>> BEGIN

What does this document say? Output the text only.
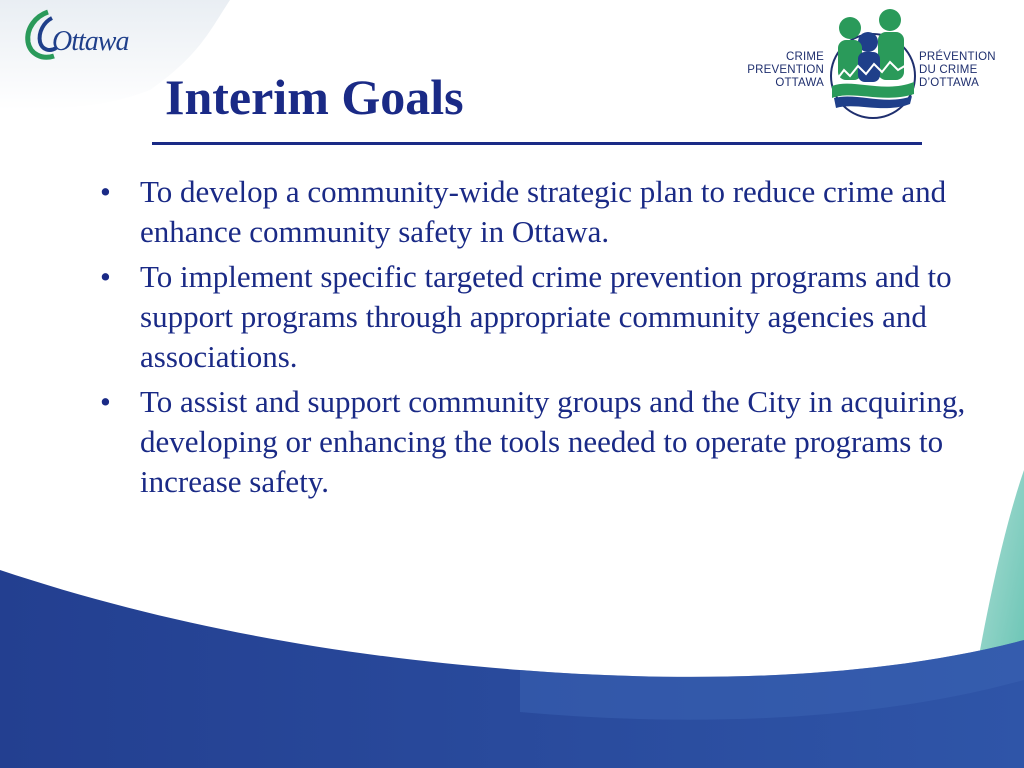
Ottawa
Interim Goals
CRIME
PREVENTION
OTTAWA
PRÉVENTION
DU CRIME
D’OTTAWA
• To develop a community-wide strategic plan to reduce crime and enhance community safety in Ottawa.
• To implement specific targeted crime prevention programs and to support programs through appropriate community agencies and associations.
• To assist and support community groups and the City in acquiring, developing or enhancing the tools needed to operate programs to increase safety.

>> END

EXERCISE GOAL:
Go through the listing above and locate each line that holds the word "community". Copy those lines.

OUTPUT FOR THIS EXERCISE:
• To develop a community-wide strategic plan to reduce crime and enhance community safety in Ottawa.
• To implement specific targeted crime prevention programs and to support programs through appropriate community agencies and associations.
• To assist and support community groups and the City in acquiring, developing or enhancing the tools needed to operate programs to increase safety.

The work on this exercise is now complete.